▶ _Dataset entries_
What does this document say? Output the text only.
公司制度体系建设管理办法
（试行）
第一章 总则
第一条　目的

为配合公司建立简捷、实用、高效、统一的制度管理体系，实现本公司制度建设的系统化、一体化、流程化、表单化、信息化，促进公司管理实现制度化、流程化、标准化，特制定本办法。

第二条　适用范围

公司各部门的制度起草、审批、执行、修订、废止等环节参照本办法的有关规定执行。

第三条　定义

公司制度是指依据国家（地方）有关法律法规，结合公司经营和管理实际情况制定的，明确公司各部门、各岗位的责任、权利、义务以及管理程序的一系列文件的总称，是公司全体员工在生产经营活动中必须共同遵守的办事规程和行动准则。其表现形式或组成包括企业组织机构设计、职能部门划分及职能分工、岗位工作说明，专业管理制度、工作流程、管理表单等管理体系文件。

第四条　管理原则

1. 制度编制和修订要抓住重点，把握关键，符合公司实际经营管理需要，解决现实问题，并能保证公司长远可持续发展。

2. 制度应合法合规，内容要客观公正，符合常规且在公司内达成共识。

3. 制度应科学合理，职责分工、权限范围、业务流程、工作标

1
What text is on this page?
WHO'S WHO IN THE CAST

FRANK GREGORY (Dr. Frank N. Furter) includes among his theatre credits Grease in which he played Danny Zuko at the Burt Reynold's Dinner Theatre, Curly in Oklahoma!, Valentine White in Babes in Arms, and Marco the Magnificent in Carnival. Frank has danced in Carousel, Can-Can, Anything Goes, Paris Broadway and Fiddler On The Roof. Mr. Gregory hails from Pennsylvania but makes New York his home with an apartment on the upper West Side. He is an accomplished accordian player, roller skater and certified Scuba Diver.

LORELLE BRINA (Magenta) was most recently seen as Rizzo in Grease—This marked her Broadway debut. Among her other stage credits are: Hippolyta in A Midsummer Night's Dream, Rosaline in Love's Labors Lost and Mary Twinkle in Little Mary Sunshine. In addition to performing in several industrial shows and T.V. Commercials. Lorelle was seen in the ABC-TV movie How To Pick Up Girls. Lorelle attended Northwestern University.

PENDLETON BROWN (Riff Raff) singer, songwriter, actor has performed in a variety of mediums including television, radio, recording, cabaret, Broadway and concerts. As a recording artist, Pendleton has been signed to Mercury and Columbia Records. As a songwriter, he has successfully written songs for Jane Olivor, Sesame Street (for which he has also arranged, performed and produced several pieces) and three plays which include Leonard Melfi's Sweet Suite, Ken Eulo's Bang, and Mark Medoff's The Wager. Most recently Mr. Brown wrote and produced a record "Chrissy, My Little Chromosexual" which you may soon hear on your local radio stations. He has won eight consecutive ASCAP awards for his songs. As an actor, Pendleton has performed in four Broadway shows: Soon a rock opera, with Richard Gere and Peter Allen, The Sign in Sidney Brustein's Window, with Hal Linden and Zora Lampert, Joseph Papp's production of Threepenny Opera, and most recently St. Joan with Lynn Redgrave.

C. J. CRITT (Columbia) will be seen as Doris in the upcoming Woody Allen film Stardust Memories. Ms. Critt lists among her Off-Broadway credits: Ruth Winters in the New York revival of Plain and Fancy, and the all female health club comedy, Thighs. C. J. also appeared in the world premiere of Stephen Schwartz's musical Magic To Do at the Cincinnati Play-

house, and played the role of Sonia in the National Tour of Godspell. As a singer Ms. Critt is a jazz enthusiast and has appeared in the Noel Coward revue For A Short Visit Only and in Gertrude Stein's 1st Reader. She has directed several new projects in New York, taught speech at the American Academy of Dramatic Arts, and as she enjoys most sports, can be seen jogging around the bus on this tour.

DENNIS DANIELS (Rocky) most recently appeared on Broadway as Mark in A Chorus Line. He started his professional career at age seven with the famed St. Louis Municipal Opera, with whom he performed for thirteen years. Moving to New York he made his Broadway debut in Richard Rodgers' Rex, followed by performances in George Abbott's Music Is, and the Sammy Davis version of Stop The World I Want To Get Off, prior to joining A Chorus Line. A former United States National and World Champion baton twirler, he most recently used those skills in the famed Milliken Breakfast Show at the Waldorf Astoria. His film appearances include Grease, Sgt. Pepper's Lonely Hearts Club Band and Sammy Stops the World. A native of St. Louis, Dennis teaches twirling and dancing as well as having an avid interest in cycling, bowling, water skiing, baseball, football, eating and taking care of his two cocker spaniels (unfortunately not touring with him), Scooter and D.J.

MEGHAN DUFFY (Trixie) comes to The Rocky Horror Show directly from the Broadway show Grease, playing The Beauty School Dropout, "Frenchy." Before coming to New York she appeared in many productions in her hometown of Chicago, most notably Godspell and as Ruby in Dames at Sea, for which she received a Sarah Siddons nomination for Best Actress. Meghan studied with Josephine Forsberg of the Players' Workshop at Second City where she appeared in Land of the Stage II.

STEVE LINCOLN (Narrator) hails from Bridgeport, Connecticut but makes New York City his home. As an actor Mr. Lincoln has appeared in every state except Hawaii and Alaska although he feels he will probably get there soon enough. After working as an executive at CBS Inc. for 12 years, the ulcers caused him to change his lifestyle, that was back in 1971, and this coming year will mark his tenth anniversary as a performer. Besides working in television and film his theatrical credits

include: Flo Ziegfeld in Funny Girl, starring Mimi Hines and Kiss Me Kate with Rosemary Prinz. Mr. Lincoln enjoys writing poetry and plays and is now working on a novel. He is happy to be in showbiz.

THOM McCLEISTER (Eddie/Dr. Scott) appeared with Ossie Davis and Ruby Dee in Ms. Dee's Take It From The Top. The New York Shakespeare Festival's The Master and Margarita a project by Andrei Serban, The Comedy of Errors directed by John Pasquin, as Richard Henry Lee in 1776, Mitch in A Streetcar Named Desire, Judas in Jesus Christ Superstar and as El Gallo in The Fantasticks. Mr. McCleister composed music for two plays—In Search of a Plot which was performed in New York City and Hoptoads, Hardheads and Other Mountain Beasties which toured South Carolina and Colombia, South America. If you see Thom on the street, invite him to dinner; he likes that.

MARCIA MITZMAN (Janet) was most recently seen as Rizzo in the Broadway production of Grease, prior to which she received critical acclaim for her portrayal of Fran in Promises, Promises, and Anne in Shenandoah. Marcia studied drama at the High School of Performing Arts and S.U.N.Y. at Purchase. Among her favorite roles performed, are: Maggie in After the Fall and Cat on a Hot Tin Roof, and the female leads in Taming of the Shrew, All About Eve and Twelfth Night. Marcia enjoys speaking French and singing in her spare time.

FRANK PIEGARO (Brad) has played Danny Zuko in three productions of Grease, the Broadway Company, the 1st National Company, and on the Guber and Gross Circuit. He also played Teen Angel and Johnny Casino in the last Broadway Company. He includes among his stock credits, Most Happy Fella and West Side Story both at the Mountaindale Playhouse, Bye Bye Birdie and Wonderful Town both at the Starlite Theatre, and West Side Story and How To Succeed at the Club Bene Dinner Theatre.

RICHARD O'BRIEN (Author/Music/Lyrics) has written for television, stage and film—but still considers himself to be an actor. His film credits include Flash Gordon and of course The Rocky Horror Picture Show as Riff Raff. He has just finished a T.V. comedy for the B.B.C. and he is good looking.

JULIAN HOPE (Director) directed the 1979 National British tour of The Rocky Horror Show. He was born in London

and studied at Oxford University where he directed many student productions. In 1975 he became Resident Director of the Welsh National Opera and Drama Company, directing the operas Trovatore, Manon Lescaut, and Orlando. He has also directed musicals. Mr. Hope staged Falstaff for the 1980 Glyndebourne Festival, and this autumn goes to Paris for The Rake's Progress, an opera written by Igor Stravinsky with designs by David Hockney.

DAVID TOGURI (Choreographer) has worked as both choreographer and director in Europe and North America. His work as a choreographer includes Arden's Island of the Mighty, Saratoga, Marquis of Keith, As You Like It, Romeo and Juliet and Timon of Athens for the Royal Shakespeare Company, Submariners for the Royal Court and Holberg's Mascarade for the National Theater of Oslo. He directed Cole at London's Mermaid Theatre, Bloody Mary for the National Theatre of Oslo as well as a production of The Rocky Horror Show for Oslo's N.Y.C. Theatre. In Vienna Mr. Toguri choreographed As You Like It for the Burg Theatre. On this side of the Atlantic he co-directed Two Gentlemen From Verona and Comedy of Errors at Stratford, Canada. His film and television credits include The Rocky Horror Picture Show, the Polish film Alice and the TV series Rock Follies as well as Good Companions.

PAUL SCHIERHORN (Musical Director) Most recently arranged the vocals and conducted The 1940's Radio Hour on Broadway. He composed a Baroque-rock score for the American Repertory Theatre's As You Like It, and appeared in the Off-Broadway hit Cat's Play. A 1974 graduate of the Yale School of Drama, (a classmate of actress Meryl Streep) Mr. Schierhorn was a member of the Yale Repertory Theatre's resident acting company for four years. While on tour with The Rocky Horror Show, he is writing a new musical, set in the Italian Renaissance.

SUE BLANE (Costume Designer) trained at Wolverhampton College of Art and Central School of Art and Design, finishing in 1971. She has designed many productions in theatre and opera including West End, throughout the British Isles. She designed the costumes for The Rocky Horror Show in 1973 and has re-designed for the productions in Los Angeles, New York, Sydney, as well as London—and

▶ _What is expected_
Where a line holds "four", copy that line.

▶ _Result of this task_
PENDLETON BROWN (Riff Raff) singer, songwriter, actor has performed in a variety of mediums including television, radio, recording, cabaret, Broadway and concerts. As a recording artist, Pendleton has been signed to Mercury and Columbia Records. As a songwriter, he has successfully written songs for Jane Olivor, Sesame Street (for which he has also arranged, performed and produced several pieces) and three plays which include Leonard Melfi's Sweet Suite, Ken Eulo's Bang, and Mark Medoff's The Wager. Most recently Mr. Brown wrote and produced a record "Chrissy, My Little Chromosexual" which you may soon hear on your local radio stations. He has won eight consecutive ASCAP awards for his songs. As an actor, Pendleton has performed in four Broadway shows: Soon a rock opera, with Richard Gere and Peter Allen, The Sign in Sidney Brustein's Window, with Hal Linden and Zora Lampert, Joseph Papp's production of Threepenny Opera, and most recently St. Joan with Lynn Redgrave.
PAUL SCHIERHORN (Musical Director) Most recently arranged the vocals and conducted The 1940's Radio Hour on Broadway. He composed a Baroque-rock score for the American Repertory Theatre's As You Like It, and appeared in the Off-Broadway hit Cat's Play. A 1974 graduate of the Yale School of Drama, (a classmate of actress Meryl Streep) Mr. Schierhorn was a member of the Yale Repertory Theatre's resident acting company for four years. While on tour with The Rocky Horror Show, he is writing a new musical, set in the Italian Renaissance.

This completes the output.